CONSIGNES:
1 - Résumez le texte en deux phrases.
2 - D'après le texte, à quel concept de Hegel s'oppose le « singulier concret » ?
3 - Recopiez le passage du texte qui va de « Dans l'un de » jusqu'à « de Louis Althusser. ».

TEXTE FOURNI:
ISBN : 2-85276-077-0
Il s'agit d'un livre possédant de nombreuses et de
vastes ouvertures, et permettant de mieux apprécier par là certains aspects du
culturalisme — ceux qui intéressent le plus le lecteur brésilien —, tout en
traitant de diverses questions métaphysiques et philosophico-juridiques.
Son originalité, comme son sous-titre le
laisse supposer, consiste à soutenir, par une théorie de la connaissance, le
primat du "singulier concret", en opposition manifeste à
l'"universel concret" de Hegel, qui est le fruit de sa conception
dialectique de l'histoire.
Pour Trigeaud, l'essentiel est d'élaborer
le concept de "droit premier" à travers une intuition intellectuelle
directe qui nous fait remonter à la théorie de l'Un de Platon aussi bien qu'à
l'ontologie de Rosmini.
Cette démarche de Trigeaud tournée vers la
singularité métaphysique le conduit à récuser toutes les formes de dialectique
de généralisation dominantes dans la Philosophie du droit, autant que les idées
qui s'imposent largement en ce domaine sans référence à une idée plus
universelle de la culture.
Dans l'un de ses essais, réunis dans la
présente oeuvre, et attaché à l'examen de ma position culturaliste, le maître
français — qui est l'un des principaux rédacteurs des Archives de philosophie du droit — éclaire bien sa propre position,
en montrant que sa recherche métaphysique vise à établir les bases ontologiques
de l'idée de culture, en transcendant la position empiriste et historiciste de
Lévi-Strauss comme la vision néo-nominaliste de Louis Althusser.
En premier lieu, je relèverai l'importance
attribuée par l'auteur à la théorie de la culture, qui est bien peu l'objet d'études
de la part des philosophes ou des philosophes du droit européens, puisqu'ils ne
considérent ce thème que sous l'angle exclusif de la Sociologie ou de
l'Anthropologie. Pour Trigeaud, l'idée de culture exige, au contraire, une
appréciation de caractère ontologique, en lui fournissant comme base le concept
de "singulier concret", lequel se présente, dans le champ juridique,
sous l'aspect du "droit premier".

LIGNES:
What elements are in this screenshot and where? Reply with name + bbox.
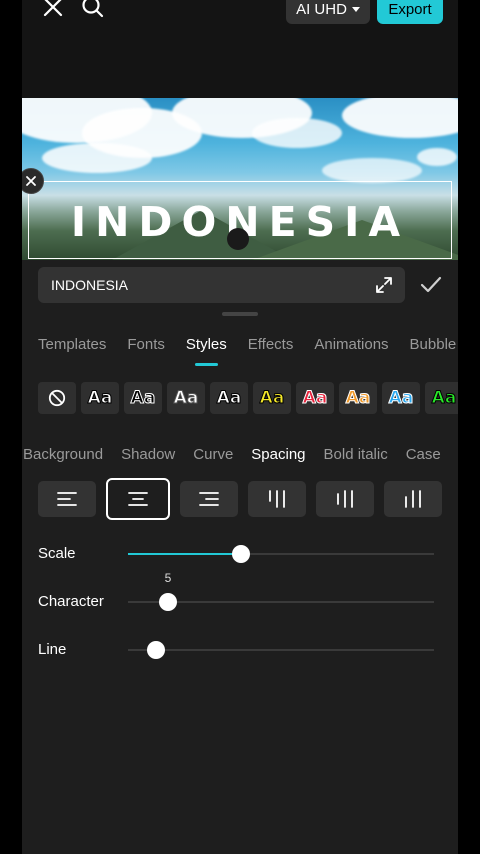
expand-icon[interactable] xyxy=(375,276,393,294)
top-bar: AI UHD Export xyxy=(22,0,458,98)
style-preset[interactable]: Aa xyxy=(339,382,377,414)
style-preset[interactable]: Aa xyxy=(425,382,458,414)
align-center-icon xyxy=(128,492,148,506)
scale-label: Scale xyxy=(38,545,76,562)
line-knob[interactable] xyxy=(147,641,165,659)
style-presets: Aa Aa Aa Aa Aa Aa Aa Aa Aa xyxy=(38,382,458,414)
drag-handle[interactable] xyxy=(222,312,258,316)
ai-uhd-label: AI UHD xyxy=(296,0,347,18)
character-value: 5 xyxy=(164,571,172,585)
vertical-top-icon xyxy=(269,490,285,508)
cloud-shape xyxy=(417,148,457,166)
main-tabs: Templates Fonts Styles Effects Animation… xyxy=(38,336,458,366)
vertical-center-button[interactable] xyxy=(316,481,374,517)
align-right-icon xyxy=(199,492,219,506)
cloud-shape xyxy=(42,143,152,173)
vertical-bottom-button[interactable] xyxy=(384,481,442,517)
scale-slider: Scale xyxy=(38,539,438,569)
no-style-button[interactable] xyxy=(38,382,76,414)
align-left-icon xyxy=(57,492,77,506)
text-editor-screen: AI UHD Export INDONESIA INDONESIA Templa… xyxy=(22,0,458,854)
align-right-button[interactable] xyxy=(180,481,238,517)
subtab-bold-italic[interactable]: Bold italic xyxy=(324,446,388,463)
tab-effects[interactable]: Effects xyxy=(248,336,294,364)
export-button[interactable]: Export xyxy=(377,0,443,24)
scale-track[interactable] xyxy=(128,545,434,563)
cloud-shape xyxy=(252,118,342,148)
align-left-button[interactable] xyxy=(38,481,96,517)
tab-animations[interactable]: Animations xyxy=(314,336,388,364)
ai-uhd-dropdown[interactable]: AI UHD xyxy=(286,0,370,24)
vertical-center-icon xyxy=(337,490,353,508)
character-slider: Character 5 xyxy=(38,571,438,617)
cloud-shape xyxy=(342,98,458,138)
character-label: Character xyxy=(38,593,104,610)
text-input-value: INDONESIA xyxy=(51,277,129,293)
scale-knob[interactable] xyxy=(232,545,250,563)
style-preset[interactable]: Aa xyxy=(382,382,420,414)
search-icon[interactable] xyxy=(80,0,106,20)
text-input-field[interactable]: INDONESIA xyxy=(38,267,405,303)
tab-fonts[interactable]: Fonts xyxy=(127,336,165,364)
character-knob[interactable] xyxy=(159,593,177,611)
tab-templates[interactable]: Templates xyxy=(38,336,106,364)
confirm-check-icon[interactable] xyxy=(420,276,442,294)
tab-styles[interactable]: Styles xyxy=(186,336,227,366)
rotate-handle[interactable] xyxy=(227,228,249,250)
style-preset[interactable]: Aa xyxy=(253,382,291,414)
caret-down-icon xyxy=(351,6,360,12)
vertical-bottom-icon xyxy=(405,490,421,508)
subtab-spacing[interactable]: Spacing xyxy=(251,446,305,463)
align-center-button[interactable] xyxy=(106,478,170,520)
style-preset[interactable]: Aa xyxy=(124,382,162,414)
line-track[interactable] xyxy=(128,641,434,659)
alignment-options xyxy=(38,478,442,520)
subtab-background[interactable]: Background xyxy=(23,446,103,463)
style-preset[interactable]: Aa xyxy=(210,382,248,414)
line-label: Line xyxy=(38,641,67,658)
cloud-shape xyxy=(322,158,422,183)
none-icon xyxy=(48,389,66,407)
subtab-case[interactable]: Case xyxy=(406,446,441,463)
vertical-top-button[interactable] xyxy=(248,481,306,517)
subtab-curve[interactable]: Curve xyxy=(193,446,233,463)
scale-fill xyxy=(128,553,241,555)
text-edit-panel: INDONESIA Templates Fonts Styles Effects… xyxy=(22,260,458,854)
style-preset[interactable]: Aa xyxy=(167,382,205,414)
tab-bubble[interactable]: Bubble xyxy=(410,336,457,364)
close-icon[interactable] xyxy=(40,0,66,20)
style-preset[interactable]: Aa xyxy=(81,382,119,414)
style-subtabs: Background Shadow Curve Spacing Bold ita… xyxy=(23,446,458,463)
character-track[interactable]: 5 xyxy=(128,571,434,611)
subtab-shadow[interactable]: Shadow xyxy=(121,446,175,463)
line-slider: Line xyxy=(38,635,438,665)
style-preset[interactable]: Aa xyxy=(296,382,334,414)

RÉPONSES PAR CONSIGNE:
1 - Le texte présente un livre de Trigeaud qui défend, par une théorie de la connaissance, le primat du « singulier concret » contre l'« universel concret » de Hegel, et qui élabore le concept de « droit premier » par une intuition intellectuelle directe. Il souligne aussi que l'auteur donne à l'idée de culture une base ontologique, alors que les philosophes du droit européens ne la considèrent que sous l'angle de la sociologie ou de l'anthropologie.

2 - À l'« universel concret » de Hegel.

3 -
Dans l'un de ses essais, réunis dans la
présente oeuvre, et attaché à l'examen de ma position culturaliste, le maître
français — qui est l'un des principaux rédacteurs des Archives de philosophie du droit — éclaire bien sa propre position,
en montrant que sa recherche métaphysique vise à établir les bases ontologiques
de l'idée de culture, en transcendant la position empiriste et historiciste de
Lévi-Strauss comme la vision néo-nominaliste de Louis Althusser.